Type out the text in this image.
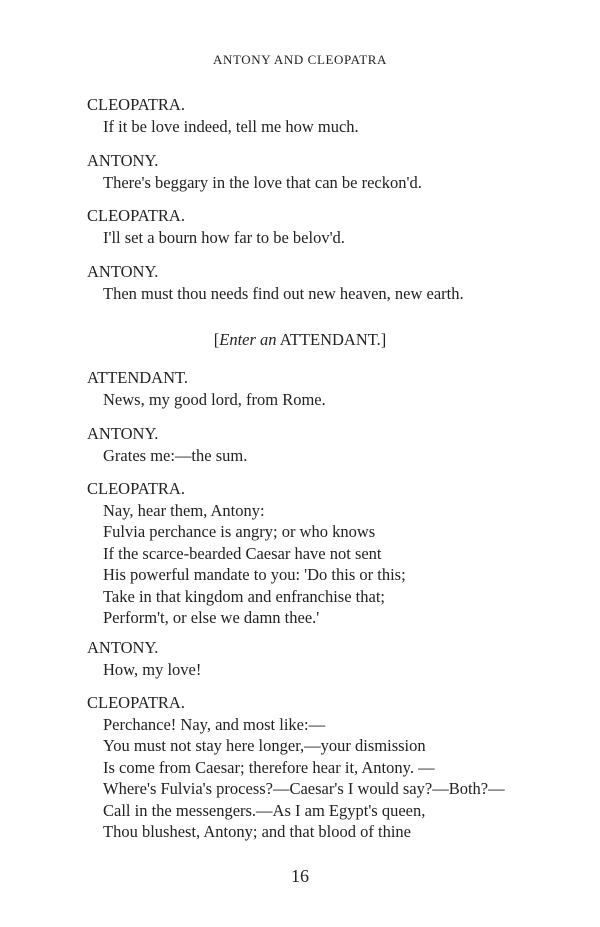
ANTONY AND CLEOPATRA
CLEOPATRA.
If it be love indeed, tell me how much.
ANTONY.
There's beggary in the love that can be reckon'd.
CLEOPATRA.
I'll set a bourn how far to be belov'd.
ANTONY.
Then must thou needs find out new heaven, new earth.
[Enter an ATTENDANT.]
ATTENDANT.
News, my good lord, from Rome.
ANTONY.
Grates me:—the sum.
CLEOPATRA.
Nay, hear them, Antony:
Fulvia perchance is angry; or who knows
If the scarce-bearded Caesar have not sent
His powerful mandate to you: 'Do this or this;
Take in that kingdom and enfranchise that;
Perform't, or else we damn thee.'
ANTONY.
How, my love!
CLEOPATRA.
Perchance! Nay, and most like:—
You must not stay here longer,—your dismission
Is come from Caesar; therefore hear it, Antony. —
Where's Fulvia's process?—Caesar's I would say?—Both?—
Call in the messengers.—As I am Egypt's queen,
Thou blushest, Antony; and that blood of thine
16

○ ○ ○

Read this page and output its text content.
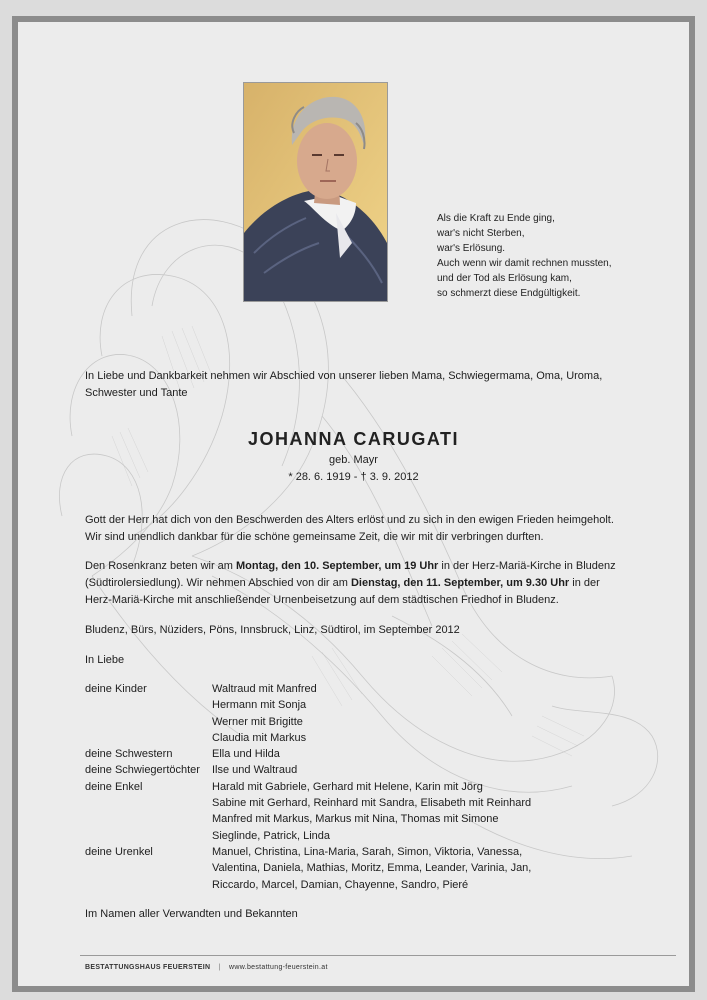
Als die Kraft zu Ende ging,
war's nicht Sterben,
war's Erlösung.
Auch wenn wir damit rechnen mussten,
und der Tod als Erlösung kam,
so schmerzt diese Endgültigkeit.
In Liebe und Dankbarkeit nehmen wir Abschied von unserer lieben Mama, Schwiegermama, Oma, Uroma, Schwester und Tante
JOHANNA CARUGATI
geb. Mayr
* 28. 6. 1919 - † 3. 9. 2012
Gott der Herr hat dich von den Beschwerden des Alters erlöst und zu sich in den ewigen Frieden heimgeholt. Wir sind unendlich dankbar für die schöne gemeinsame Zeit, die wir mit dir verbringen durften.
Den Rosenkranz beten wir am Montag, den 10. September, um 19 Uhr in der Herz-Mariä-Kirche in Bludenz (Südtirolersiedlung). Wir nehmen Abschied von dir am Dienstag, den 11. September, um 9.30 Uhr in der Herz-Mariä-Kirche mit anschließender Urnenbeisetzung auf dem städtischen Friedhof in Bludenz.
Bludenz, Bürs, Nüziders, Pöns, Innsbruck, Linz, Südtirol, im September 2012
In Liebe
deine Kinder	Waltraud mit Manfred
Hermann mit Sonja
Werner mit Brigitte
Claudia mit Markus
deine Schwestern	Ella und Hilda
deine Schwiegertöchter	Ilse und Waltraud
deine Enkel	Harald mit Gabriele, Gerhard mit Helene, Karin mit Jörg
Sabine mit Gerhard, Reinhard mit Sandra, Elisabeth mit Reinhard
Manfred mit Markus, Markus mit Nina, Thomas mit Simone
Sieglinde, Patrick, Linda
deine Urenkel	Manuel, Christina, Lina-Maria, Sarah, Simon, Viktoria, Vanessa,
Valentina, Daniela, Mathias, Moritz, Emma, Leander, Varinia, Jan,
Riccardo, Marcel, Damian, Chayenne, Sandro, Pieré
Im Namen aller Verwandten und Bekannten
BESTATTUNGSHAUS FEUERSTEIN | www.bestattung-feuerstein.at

○ ○ ○

TASK DIRECTIONS:
Compute how many lines include the string "text", then give that number by itself.

SOLVED EXERCISE:
2